* _Job_:
Return all the entries exactly, keeping pictures out.

-------------------------

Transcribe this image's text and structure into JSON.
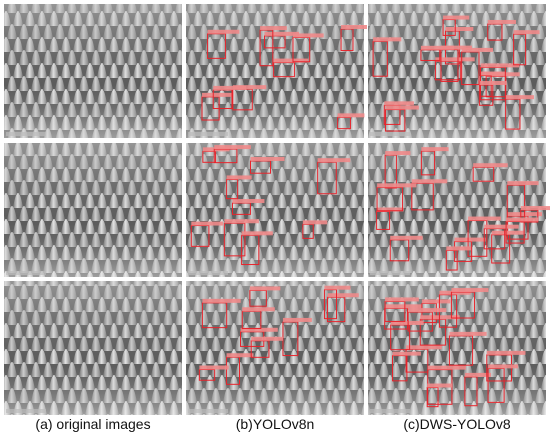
{
  "figure": {
    "captions": [
      "(a) original images",
      "(b)YOLOv8n",
      "(c)DWS-YOLOv8"
    ]
  }
}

-------------------------

* _Correct output_:
Transcribe this image's text and structure into JSON.
{
  "figure": {
    "captions": [
      "(a) original images",
      "(b)YOLOv8n",
      "(c)DWS-YOLOv8"
    ]
  }
}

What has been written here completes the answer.